Given request. The entries below should be transcribed in their entirety, exactly as written.

Recorded data.
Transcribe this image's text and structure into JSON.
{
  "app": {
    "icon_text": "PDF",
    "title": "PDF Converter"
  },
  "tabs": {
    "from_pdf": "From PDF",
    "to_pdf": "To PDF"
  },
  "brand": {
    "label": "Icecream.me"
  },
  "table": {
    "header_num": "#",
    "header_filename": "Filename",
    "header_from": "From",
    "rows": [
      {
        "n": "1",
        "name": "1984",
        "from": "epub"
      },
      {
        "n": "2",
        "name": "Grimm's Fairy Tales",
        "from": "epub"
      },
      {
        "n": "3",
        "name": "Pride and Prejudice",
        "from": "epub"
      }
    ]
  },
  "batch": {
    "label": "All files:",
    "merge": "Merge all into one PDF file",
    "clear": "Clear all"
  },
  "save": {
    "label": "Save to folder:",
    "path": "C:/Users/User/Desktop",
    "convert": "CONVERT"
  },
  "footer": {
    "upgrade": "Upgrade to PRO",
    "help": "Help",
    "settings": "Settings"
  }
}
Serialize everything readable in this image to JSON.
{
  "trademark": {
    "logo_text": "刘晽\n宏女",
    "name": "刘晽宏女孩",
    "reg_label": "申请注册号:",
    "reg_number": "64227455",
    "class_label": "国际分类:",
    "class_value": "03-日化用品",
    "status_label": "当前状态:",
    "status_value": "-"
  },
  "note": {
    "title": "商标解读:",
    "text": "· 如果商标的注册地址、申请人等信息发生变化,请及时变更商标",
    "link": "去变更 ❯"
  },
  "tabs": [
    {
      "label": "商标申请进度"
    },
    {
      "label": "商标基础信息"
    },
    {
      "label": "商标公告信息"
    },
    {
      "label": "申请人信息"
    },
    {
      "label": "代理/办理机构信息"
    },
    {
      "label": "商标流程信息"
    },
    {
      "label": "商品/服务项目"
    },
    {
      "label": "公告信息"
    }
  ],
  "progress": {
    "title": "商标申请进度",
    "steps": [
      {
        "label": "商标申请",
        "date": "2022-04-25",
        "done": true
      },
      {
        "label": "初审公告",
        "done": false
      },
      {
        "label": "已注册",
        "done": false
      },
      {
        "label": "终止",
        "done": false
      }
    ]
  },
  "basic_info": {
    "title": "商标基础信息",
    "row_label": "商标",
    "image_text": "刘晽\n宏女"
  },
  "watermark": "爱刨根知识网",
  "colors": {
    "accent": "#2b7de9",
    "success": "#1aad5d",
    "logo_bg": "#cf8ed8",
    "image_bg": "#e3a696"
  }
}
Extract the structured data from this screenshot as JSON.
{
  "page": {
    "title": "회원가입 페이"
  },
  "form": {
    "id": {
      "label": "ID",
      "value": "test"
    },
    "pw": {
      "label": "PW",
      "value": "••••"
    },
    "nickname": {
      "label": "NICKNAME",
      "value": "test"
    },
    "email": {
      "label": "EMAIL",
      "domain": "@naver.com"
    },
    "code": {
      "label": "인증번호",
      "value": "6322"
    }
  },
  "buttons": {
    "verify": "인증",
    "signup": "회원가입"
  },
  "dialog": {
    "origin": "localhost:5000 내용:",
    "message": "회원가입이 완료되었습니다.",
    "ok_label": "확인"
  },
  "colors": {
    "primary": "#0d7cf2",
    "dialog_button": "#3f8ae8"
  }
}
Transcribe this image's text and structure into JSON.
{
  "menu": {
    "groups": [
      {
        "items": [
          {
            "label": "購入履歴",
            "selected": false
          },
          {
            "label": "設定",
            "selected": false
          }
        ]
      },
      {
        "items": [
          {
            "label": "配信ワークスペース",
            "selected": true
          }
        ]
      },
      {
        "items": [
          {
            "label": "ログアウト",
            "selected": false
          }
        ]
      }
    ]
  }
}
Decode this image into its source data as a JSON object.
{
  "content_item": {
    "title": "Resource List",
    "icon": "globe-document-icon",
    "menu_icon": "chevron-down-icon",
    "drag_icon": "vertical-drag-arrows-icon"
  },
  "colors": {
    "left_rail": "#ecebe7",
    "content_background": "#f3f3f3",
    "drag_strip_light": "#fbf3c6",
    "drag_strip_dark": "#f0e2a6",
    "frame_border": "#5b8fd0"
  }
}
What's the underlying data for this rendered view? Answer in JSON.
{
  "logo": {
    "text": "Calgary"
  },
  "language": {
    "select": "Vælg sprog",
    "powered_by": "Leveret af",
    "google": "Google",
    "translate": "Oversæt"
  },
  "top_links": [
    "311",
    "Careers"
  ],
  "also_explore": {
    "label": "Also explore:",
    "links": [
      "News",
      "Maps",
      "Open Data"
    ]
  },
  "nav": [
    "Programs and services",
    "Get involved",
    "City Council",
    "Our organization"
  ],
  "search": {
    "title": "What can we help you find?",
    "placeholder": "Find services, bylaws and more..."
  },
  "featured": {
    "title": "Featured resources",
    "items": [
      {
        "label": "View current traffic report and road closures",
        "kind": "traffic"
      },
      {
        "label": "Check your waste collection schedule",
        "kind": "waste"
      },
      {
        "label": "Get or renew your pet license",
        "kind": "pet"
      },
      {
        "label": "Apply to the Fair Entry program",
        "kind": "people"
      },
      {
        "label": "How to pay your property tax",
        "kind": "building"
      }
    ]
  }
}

Correct answer.
Transcribe this image's text and structure into JSON.
{
  "app": {
    "icon_text": "PDF",
    "title": "PDF Converter"
  },
  "tabs": {
    "from_pdf": "From PDF",
    "to_pdf": "To PDF"
  },
  "brand": {
    "label": "Icecream.me"
  },
  "table": {
    "header_num": "#",
    "header_filename": "Filename",
    "header_from": "From",
    "rows": [
      {
        "n": "1",
        "name": "1984",
        "from": "epub"
      },
      {
        "n": "2",
        "name": "Grimm's Fairy Tales",
        "from": "epub"
      },
      {
        "n": "3",
        "name": "Pride and Prejudice",
        "from": "epub"
      }
    ]
  },
  "batch": {
    "label": "All files:",
    "merge": "Merge all into one PDF file",
    "clear": "Clear all"
  },
  "save": {
    "label": "Save to folder:",
    "path": "C:/Users/User/Desktop",
    "convert": "CONVERT"
  },
  "footer": {
    "upgrade": "Upgrade to PRO",
    "help": "Help",
    "settings": "Settings"
  }
}
Serialize everything readable in this image to JSON.
{
  "trademark": {
    "logo_text": "刘晽\n宏女",
    "name": "刘晽宏女孩",
    "reg_label": "申请注册号:",
    "reg_number": "64227455",
    "class_label": "国际分类:",
    "class_value": "03-日化用品",
    "status_label": "当前状态:",
    "status_value": "-"
  },
  "note": {
    "title": "商标解读:",
    "text": "· 如果商标的注册地址、申请人等信息发生变化,请及时变更商标",
    "link": "去变更 ❯"
  },
  "tabs": [
    {
      "label": "商标申请进度"
    },
    {
      "label": "商标基础信息"
    },
    {
      "label": "商标公告信息"
    },
    {
      "label": "申请人信息"
    },
    {
      "label": "代理/办理机构信息"
    },
    {
      "label": "商标流程信息"
    },
    {
      "label": "商品/服务项目"
    },
    {
      "label": "公告信息"
    }
  ],
  "progress": {
    "title": "商标申请进度",
    "steps": [
      {
        "label": "商标申请",
        "date": "2022-04-25",
        "done": true
      },
      {
        "label": "初审公告",
        "done": false
      },
      {
        "label": "已注册",
        "done": false
      },
      {
        "label": "终止",
        "done": false
      }
    ]
  },
  "basic_info": {
    "title": "商标基础信息",
    "row_label": "商标",
    "image_text": "刘晽\n宏女"
  },
  "watermark": "爱刨根知识网",
  "colors": {
    "accent": "#2b7de9",
    "success": "#1aad5d",
    "logo_bg": "#cf8ed8",
    "image_bg": "#e3a696"
  }
}
Extract the structured data from this screenshot as JSON.
{
  "page": {
    "title": "회원가입 페이"
  },
  "form": {
    "id": {
      "label": "ID",
      "value": "test"
    },
    "pw": {
      "label": "PW",
      "value": "••••"
    },
    "nickname": {
      "label": "NICKNAME",
      "value": "test"
    },
    "email": {
      "label": "EMAIL",
      "domain": "@naver.com"
    },
    "code": {
      "label": "인증번호",
      "value": "6322"
    }
  },
  "buttons": {
    "verify": "인증",
    "signup": "회원가입"
  },
  "dialog": {
    "origin": "localhost:5000 내용:",
    "message": "회원가입이 완료되었습니다.",
    "ok_label": "확인"
  },
  "colors": {
    "primary": "#0d7cf2",
    "dialog_button": "#3f8ae8"
  }
}
Transcribe this image's text and structure into JSON.
{
  "menu": {
    "groups": [
      {
        "items": [
          {
            "label": "購入履歴",
            "selected": false
          },
          {
            "label": "設定",
            "selected": false
          }
        ]
      },
      {
        "items": [
          {
            "label": "配信ワークスペース",
            "selected": true
          }
        ]
      },
      {
        "items": [
          {
            "label": "ログアウト",
            "selected": false
          }
        ]
      }
    ]
  }
}
Decode this image into its source data as a JSON object.
{
  "content_item": {
    "title": "Resource List",
    "icon": "globe-document-icon",
    "menu_icon": "chevron-down-icon",
    "drag_icon": "vertical-drag-arrows-icon"
  },
  "colors": {
    "left_rail": "#ecebe7",
    "content_background": "#f3f3f3",
    "drag_strip_light": "#fbf3c6",
    "drag_strip_dark": "#f0e2a6",
    "frame_border": "#5b8fd0"
  }
}
What's the underlying data for this rendered view? Answer in JSON.
{
  "logo": {
    "text": "Calgary"
  },
  "language": {
    "select": "Vælg sprog",
    "powered_by": "Leveret af",
    "google": "Google",
    "translate": "Oversæt"
  },
  "top_links": [
    "311",
    "Careers"
  ],
  "also_explore": {
    "label": "Also explore:",
    "links": [
      "News",
      "Maps",
      "Open Data"
    ]
  },
  "nav": [
    "Programs and services",
    "Get involved",
    "City Council",
    "Our organization"
  ],
  "search": {
    "title": "What can we help you find?",
    "placeholder": "Find services, bylaws and more..."
  },
  "featured": {
    "title": "Featured resources",
    "items": [
      {
        "label": "View current traffic report and road closures",
        "kind": "traffic"
      },
      {
        "label": "Check your waste collection schedule",
        "kind": "waste"
      },
      {
        "label": "Get or renew your pet license",
        "kind": "pet"
      },
      {
        "label": "Apply to the Fair Entry program",
        "kind": "people"
      },
      {
        "label": "How to pay your property tax",
        "kind": "building"
      }
    ]
  }
}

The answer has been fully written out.